▸ **GIVEN REQUEST**
Skip the images and copy each record exactly as written.

▸ **INPUT DATA**
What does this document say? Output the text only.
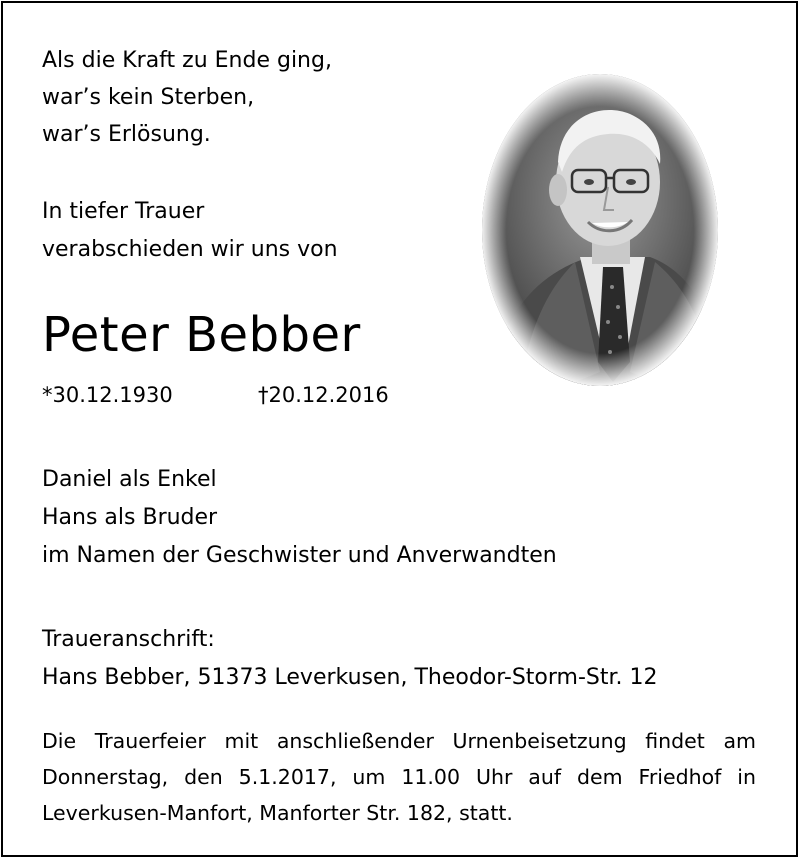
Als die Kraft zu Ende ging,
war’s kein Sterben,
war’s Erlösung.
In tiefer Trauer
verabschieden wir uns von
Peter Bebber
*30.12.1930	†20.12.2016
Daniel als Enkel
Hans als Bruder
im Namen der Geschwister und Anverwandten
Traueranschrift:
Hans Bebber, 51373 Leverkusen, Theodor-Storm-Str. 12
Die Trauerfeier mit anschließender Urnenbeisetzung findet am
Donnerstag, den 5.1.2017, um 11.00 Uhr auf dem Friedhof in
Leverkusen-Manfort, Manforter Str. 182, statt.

▸ **THE RESPONSE**
What does this document say? Output the text only.
Als die Kraft zu Ende ging,
war’s kein Sterben,
war’s Erlösung.
In tiefer Trauer
verabschieden wir uns von
Peter Bebber
*30.12.1930	†20.12.2016
Daniel als Enkel
Hans als Bruder
im Namen der Geschwister und Anverwandten
Traueranschrift:
Hans Bebber, 51373 Leverkusen, Theodor-Storm-Str. 12
Die Trauerfeier mit anschließender Urnenbeisetzung findet am
Donnerstag, den 5.1.2017, um 11.00 Uhr auf dem Friedhof in
Leverkusen-Manfort, Manforter Str. 182, statt.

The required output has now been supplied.